**RECORDS FOR THIS TASK**
- - - - -

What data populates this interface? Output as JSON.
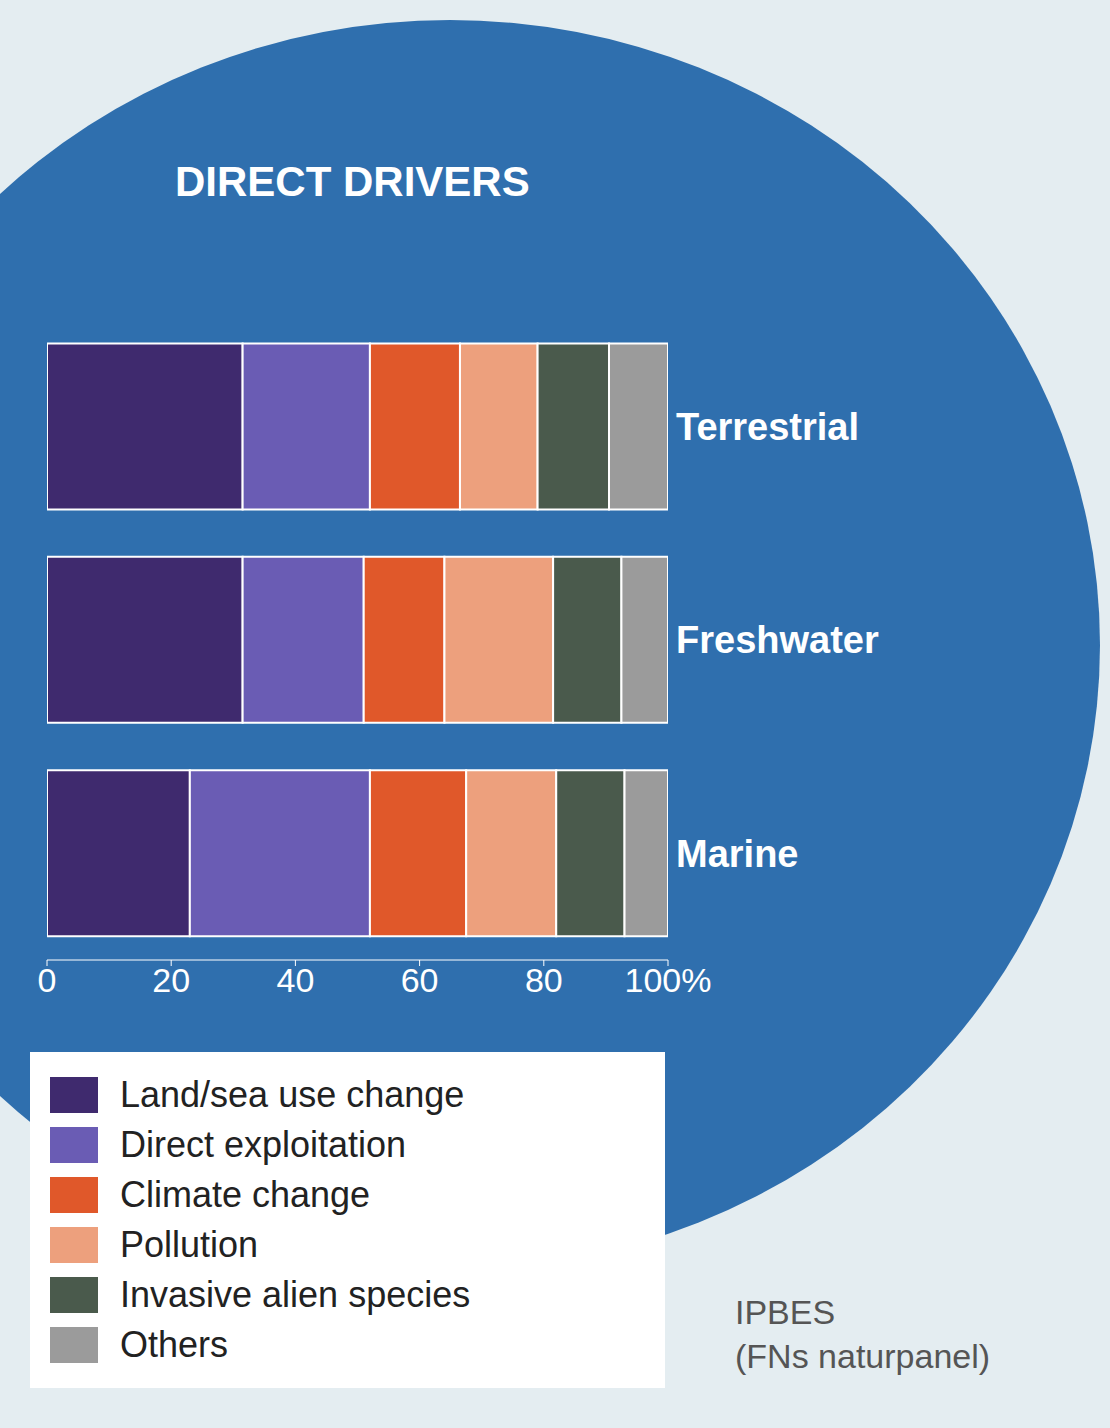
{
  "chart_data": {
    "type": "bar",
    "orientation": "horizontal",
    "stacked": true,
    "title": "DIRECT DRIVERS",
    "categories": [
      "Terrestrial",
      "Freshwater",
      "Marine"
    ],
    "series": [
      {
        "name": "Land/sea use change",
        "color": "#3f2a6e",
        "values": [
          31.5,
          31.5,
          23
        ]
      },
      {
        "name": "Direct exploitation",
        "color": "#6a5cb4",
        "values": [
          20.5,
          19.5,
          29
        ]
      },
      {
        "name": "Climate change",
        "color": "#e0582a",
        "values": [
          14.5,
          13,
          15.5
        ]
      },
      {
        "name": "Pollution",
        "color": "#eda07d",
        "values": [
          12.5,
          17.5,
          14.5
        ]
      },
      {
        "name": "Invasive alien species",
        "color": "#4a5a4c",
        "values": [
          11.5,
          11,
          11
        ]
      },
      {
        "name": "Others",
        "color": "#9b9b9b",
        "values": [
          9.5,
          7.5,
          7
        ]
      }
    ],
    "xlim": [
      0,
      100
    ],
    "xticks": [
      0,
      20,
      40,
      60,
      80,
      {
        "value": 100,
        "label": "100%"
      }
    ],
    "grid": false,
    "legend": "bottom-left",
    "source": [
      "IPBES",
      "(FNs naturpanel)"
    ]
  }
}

- - - - -

Within the data above, pick out all lines holding the word "color".

        "color": "#3f2a6e",
        "color": "#6a5cb4",
        "color": "#e0582a",
        "color": "#eda07d",
        "color": "#4a5a4c",
        "color": "#9b9b9b",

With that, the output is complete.